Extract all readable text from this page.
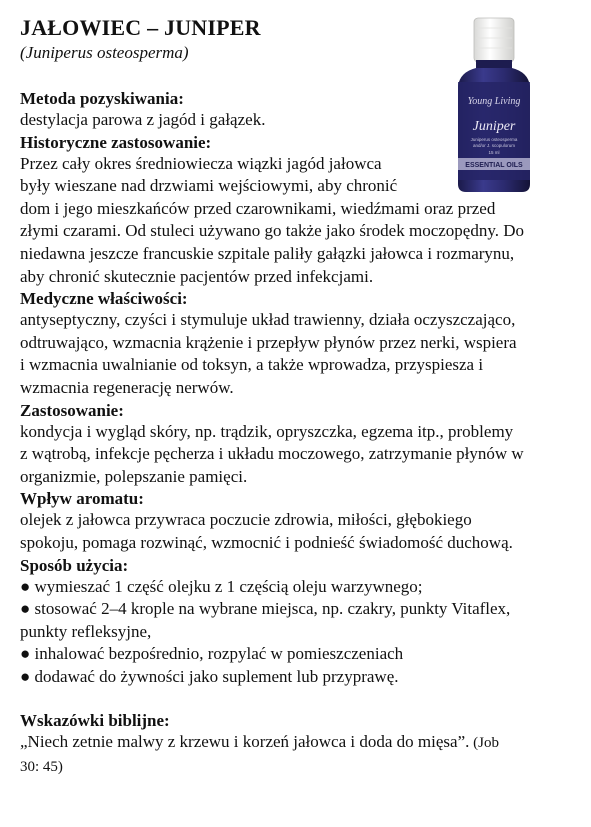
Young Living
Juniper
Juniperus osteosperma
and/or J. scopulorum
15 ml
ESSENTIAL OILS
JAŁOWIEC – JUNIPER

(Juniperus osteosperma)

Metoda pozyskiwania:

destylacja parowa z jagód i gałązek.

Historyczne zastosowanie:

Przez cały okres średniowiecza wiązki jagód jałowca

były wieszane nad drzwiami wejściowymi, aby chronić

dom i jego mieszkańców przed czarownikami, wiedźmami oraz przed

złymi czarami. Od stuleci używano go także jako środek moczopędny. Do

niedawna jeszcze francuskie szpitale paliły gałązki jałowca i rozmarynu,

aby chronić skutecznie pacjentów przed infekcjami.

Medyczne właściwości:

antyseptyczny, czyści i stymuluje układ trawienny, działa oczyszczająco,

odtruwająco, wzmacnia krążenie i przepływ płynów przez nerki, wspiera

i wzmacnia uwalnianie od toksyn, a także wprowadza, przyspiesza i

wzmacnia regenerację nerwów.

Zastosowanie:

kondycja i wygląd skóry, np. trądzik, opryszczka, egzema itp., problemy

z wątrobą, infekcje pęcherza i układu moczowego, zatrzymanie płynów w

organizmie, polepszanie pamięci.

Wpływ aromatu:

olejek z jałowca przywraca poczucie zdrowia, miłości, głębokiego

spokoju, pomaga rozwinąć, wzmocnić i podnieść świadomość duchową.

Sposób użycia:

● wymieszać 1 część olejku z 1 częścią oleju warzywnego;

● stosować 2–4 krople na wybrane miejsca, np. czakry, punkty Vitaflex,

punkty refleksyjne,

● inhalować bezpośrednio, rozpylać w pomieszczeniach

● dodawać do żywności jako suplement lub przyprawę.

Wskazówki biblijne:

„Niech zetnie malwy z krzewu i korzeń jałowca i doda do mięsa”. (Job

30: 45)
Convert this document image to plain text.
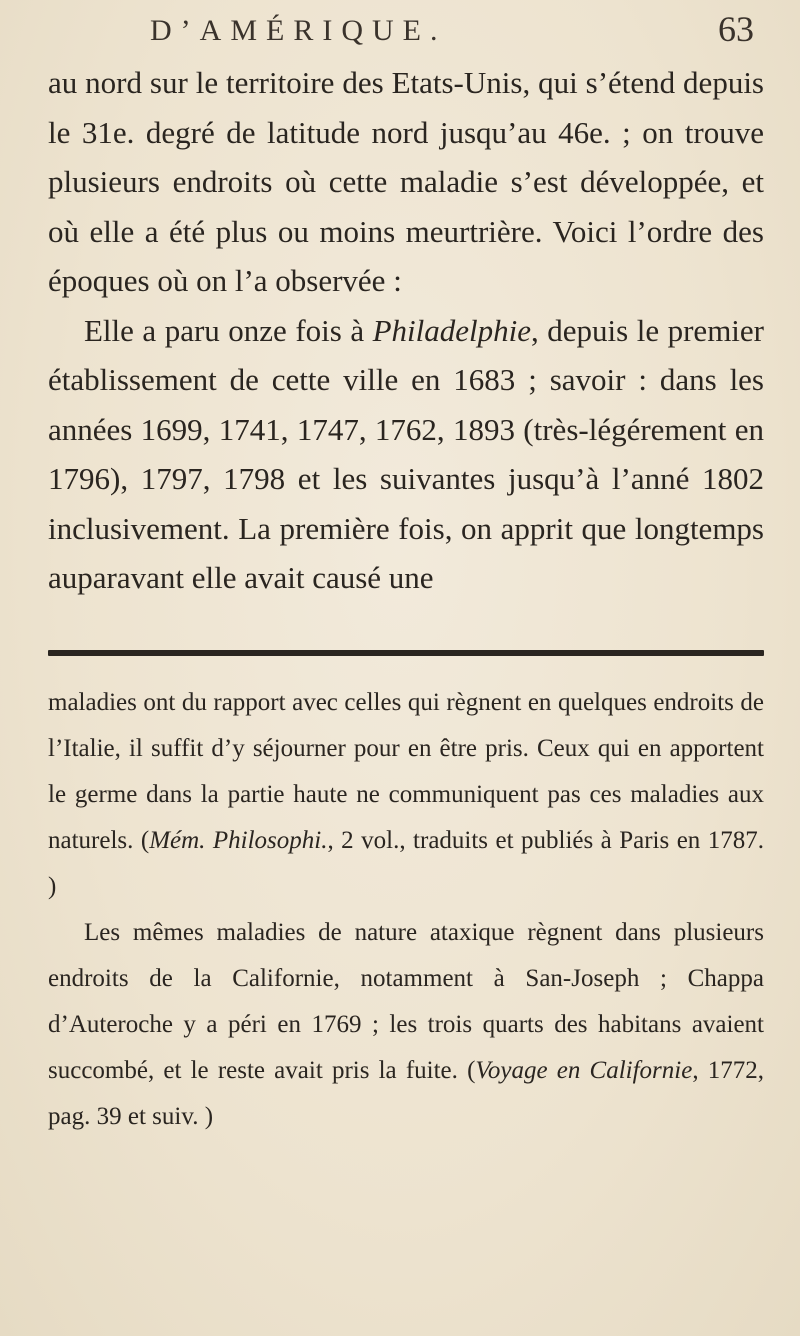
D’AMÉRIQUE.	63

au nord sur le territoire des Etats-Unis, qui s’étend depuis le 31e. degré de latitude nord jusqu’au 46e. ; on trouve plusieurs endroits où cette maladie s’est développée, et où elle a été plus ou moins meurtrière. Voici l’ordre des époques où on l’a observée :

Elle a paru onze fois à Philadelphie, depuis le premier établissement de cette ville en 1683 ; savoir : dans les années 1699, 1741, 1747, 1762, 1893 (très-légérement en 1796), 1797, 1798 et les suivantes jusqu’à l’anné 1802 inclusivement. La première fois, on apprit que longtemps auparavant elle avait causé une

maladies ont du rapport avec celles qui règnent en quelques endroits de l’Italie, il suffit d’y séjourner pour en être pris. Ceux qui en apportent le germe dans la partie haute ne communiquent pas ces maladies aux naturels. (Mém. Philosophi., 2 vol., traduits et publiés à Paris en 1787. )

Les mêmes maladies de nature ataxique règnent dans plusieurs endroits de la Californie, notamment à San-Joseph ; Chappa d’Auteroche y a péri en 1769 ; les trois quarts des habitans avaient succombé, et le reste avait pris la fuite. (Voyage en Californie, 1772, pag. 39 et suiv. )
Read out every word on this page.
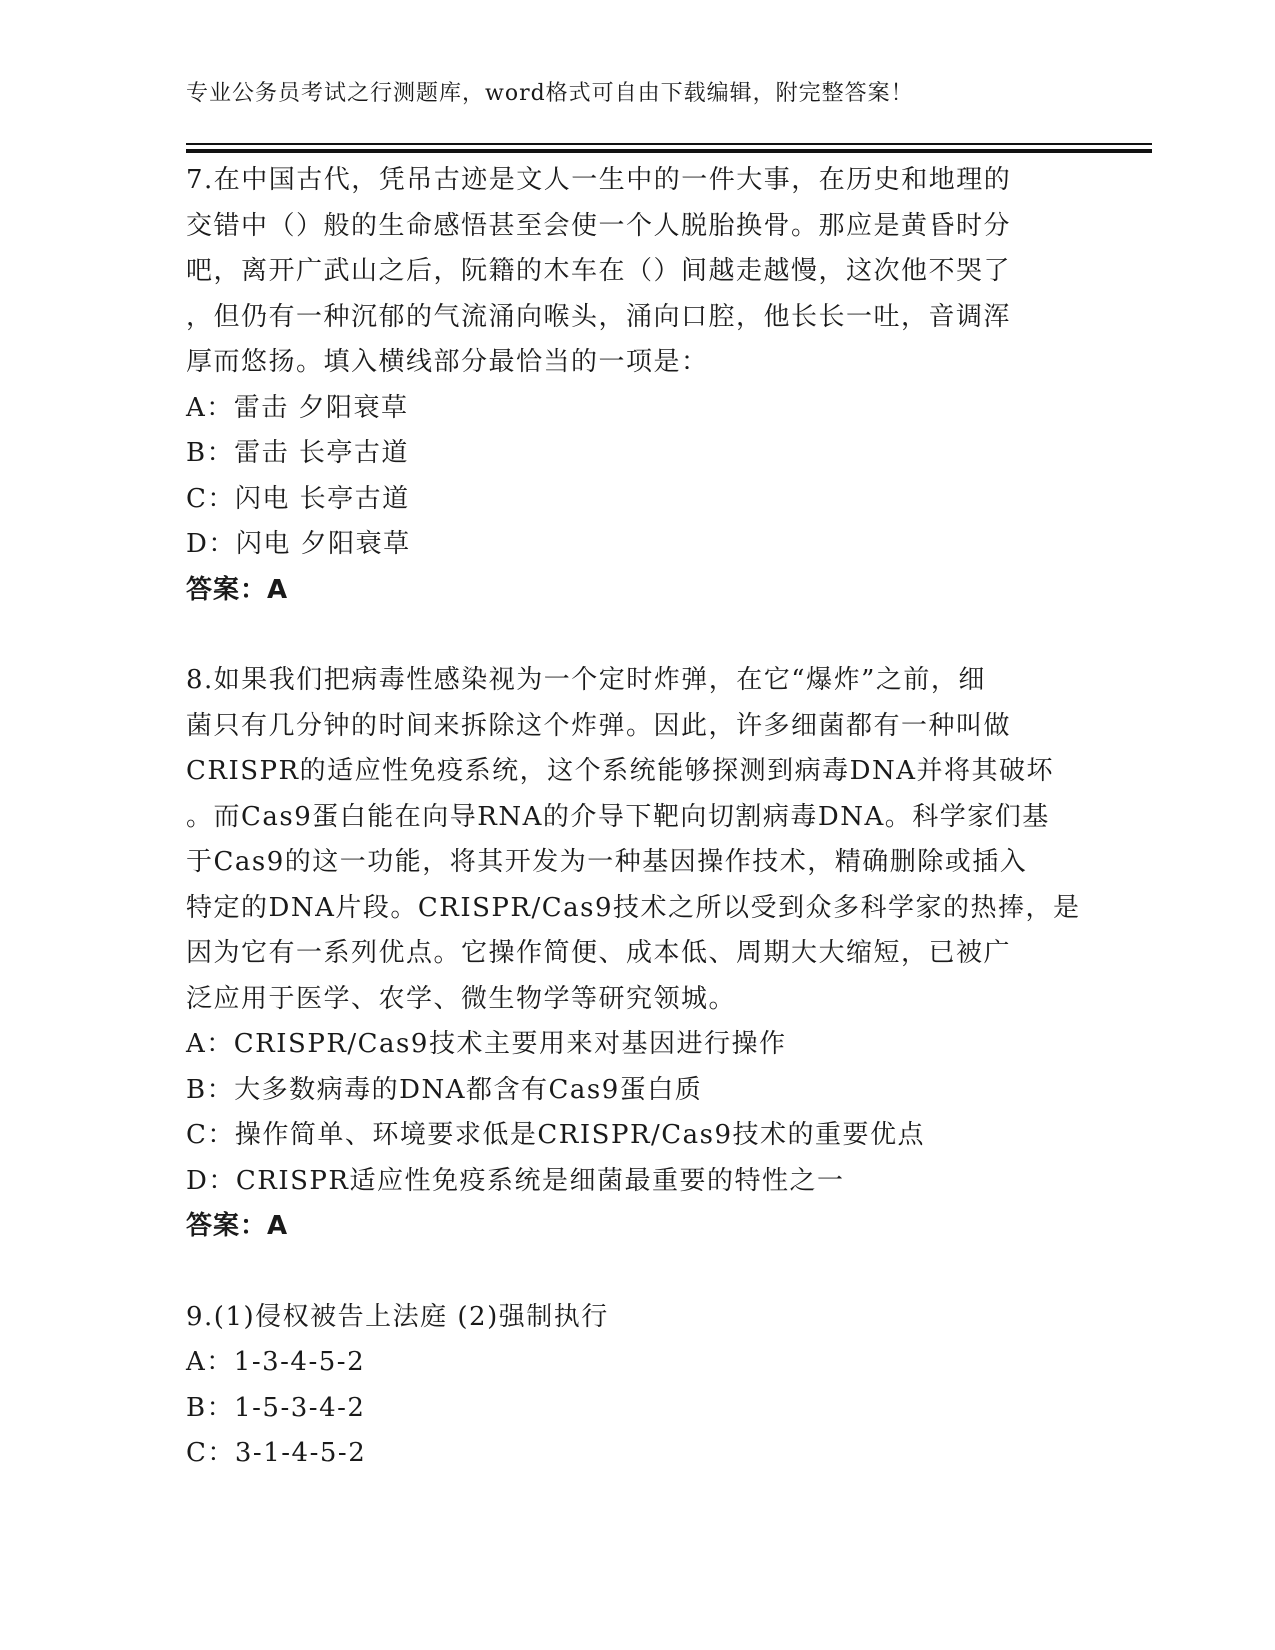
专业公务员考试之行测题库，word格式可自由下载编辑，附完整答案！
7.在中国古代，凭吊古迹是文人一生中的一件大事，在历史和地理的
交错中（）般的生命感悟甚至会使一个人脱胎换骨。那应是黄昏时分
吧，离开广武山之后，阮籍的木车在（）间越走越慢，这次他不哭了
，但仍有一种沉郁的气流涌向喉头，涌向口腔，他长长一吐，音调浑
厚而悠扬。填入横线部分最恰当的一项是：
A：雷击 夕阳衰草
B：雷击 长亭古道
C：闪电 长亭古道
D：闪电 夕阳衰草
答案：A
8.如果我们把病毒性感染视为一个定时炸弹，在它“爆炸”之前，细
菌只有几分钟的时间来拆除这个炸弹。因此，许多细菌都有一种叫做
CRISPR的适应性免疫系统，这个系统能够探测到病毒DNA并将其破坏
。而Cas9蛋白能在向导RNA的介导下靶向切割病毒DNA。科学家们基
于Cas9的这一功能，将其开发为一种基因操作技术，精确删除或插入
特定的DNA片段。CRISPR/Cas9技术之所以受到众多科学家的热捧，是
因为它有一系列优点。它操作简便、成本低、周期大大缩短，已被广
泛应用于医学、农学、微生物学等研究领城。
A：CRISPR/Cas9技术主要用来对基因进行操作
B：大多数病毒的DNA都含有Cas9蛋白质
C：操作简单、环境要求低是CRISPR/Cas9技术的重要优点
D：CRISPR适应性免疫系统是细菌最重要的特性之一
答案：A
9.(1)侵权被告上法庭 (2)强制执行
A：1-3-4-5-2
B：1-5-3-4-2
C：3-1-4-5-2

WHAT THE EXERCISE ASKS
Return only the number of lines in the data above that include the word "this".

RESPONSE
3